#### Dokumentauszug ####

06.01.2011
"Entwicklung des ehrenamtlichen Engagements und die Nationale Engagementstrategie", lautete der Titel einer Anfrage der Fraktion die Linke an die wespenfarbige Bundesregierung. Diese antwortete am 1.10.2010.
1.Frage: Welche Position bezieht die Bundesregierung zu der verschiedentlich geäußerten Kritik, dass ehrenamtliche Arbeit verstärkt Aufgaben, die bisher in den Bereich staatlicher Fürsorge fielen, übernimmt?
3.Frage: In welchem Ausmaß wird nach Erkenntnissen der Bundesregierung ehrenamtliche Arbeit auch in Bereichen geleistet, welche ebenso gut mit regulär bezahlter Arbeit abgedeckt werden könnten?
4.Frage Wie will die Bundesregierung verhindern, dass ein solcher Einsatz von ehrenamtlicher Arbeit reguläre Beschäftigung verdrängt oder deren Schaffung behindert?
5.Frage Wie rechtfertigt die Bundesregierung die Förderung von Ehrenamtlichen, solange nicht Vollbeschäftigung erreicht ist? Und wie will sie sicherstellen, dass ehrenamtliche Arbeit lediglich in diesem Sinne eingesetzt wird?
Antwort der Bundesregierung: Die Fragen 1, 3, 4 und 5 werden aufgrund des Sachzusammenhangs gemeinsam beantwortet:
Bürgerschaftliches Engagement ist eine tragende Säule jedes freiheitlichen, demokratischen, sozialen und lebendigen Gemeinwesens. In Deutschland ist über ein Drittel der Bevölkerung in Vereinen, Verbänden und Initiativen engagiert. Diese freiwillige Mithilfe engagierter Bürgerinnen und Bürger sorgt für Zusammenhalt und Gemeinschaft und wirkt in einem Maße solidaritätsstiftend, wie es der Staat allein nie bewirken könnte. Damit ist bürgerschaftliches Engagement ein Motor für die Entwicklung sozial innovativer Lösungen und stärkt die Entwicklungsfähigkeit unserer Gesellschaft insgesamt.
36 Prozent der Bevölkerung ab 14 Jahren sind über ihre privaten und beruflichen Verpflichtungen hinaus in Gruppen, Vereinen oder Verbänden sowie Organisationen und öffentlichen Einrichtungen bürgerschaftlich engagiert. Ein weiteres Drittel der Bevölkerung wäre bereit, sich bürgerschaftlich zu engagieren.
Allein der Umfang des bürgerschaftlichen Engagements in Deutschland macht deutlich, dass der erkennbare Wunsch in großen Teilen der Bevölkerung besteht, entsprechende Tätigkeiten wahrnehmen zu können. Hierbei will die Bundesregierung Unterstützung leisten.
Der Bundesregierung liegen keine Erkenntnisse zu der Frage des Ersatzes von regulären Beschäftigungsverhältnissen durch bürgerschaftliches Engagement vor.

#### Bereitgestelltes Material ####

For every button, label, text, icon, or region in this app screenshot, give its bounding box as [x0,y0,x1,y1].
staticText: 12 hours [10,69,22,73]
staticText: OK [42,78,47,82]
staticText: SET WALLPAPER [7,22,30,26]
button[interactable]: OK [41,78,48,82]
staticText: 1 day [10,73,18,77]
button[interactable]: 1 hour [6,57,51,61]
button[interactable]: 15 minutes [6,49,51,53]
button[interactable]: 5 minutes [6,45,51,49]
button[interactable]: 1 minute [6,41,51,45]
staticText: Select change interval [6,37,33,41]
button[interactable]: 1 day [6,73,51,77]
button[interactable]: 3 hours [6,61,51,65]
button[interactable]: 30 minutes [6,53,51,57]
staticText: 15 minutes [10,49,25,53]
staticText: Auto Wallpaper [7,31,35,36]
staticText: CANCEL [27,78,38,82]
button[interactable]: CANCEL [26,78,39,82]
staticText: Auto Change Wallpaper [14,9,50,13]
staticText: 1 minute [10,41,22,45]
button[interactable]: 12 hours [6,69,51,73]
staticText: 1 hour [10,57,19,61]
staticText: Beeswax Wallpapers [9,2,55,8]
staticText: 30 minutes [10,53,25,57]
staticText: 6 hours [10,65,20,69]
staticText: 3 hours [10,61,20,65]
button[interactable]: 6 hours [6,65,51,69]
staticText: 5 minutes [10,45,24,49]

####

### [Kurze Aufgabe 1]
Entnimm dem Text zum ehrenamtlichen Engagement wörtlich die Passage, die bei den Worten „Allein der Umfang“ beginnt und nach den Worten „Bundesregierung Unterstützung leisten.“ endet.
### [Kurze Aufgabe 2]
Wie viel Prozent der Bevölkerung ab 14 Jahren sind laut dem Text zum ehrenamtlichen Engagement bürgerschaftlich engagiert?
### [Kurze Aufgabe 3]
Schreibe den Text zum ehrenamtlichen Engagement im Anschluss an seinen letzten Satz weiter.
Die Zeilen werden für die Bearbeitung nicht gebraucht.

### [Richtige Antwort 1]
Allein der Umfang des bürgerschaftlichen Engagements in Deutschland macht deutlich, dass der erkennbare Wunsch in großen Teilen der Bevölkerung besteht, entsprechende Tätigkeiten wahrnehmen zu können. Hierbei will die Bundesregierung Unterstützung leisten.

### [Richtige Antwort 2]
36 Prozent.

### [Richtige Antwort 3]
Sie sieht keine Veranlassung für die Sorge, der Bestand regulärer Beschäftigungsverhältnisse könnte durch bürgerschaftliches Engagement bedroht sein.
2.Frage Wie viele Stunden (insgesamt und pro Ehrenamtlichem) wurden in den einzelnen Jahren seit 1990 jährlich an ehrenamtlicher Arbeit geleistet? Wie verteilt sich diese Arbeit auf die Bereiche Pflege, Kinderbetreuung sowie Kinder- und Jugendarbeit (ggf. auch weitere relevante Bereiche angeben)?
Antwort der Bundesregierung:
Der Bundesregierung liegen keine Daten vor, die eine belastbare Beantwortung der umfassend formulierten Frage ermöglichen. Folgende Informationen, die zu dem fraglichen Themenbereich gehören, stehen nach Erhebungen des aktuellen Freiwilligensurveys zur Verfügung. Ca. 23 Mio. Menschen waren im Jahr 2009 in Deutschland ehrenamtlich engagiert. Im Durchschnitt waren die Engagierten 16 Stunden pro Monat freiwillig tätig.
Die meisten Engagierten gibt es im Bereich „Sport und Bewegung“, nämlich ca. 10 Prozent aller Engagierten. In den Bereichen „Kindergarten und Schule“ sowie „Religion und Kirche“ waren 2009 jeweils knapp 7 Prozent engagiert.
Weitere mittelgroße Bereiche sind der „Soziale Bereich“, „Kultur, Kunst, Musik“ und „Freizeit und Geselligkeit“ mit jeweils ca. 5 Prozent in 2009.
6.Frage Plant die Bundesregierung neben Sozial- und Wohlfahrtsverbände auch private Kapitalgesellschaften als Trägerinstitutionen für die Ehrenamtlichen anzuerkennen?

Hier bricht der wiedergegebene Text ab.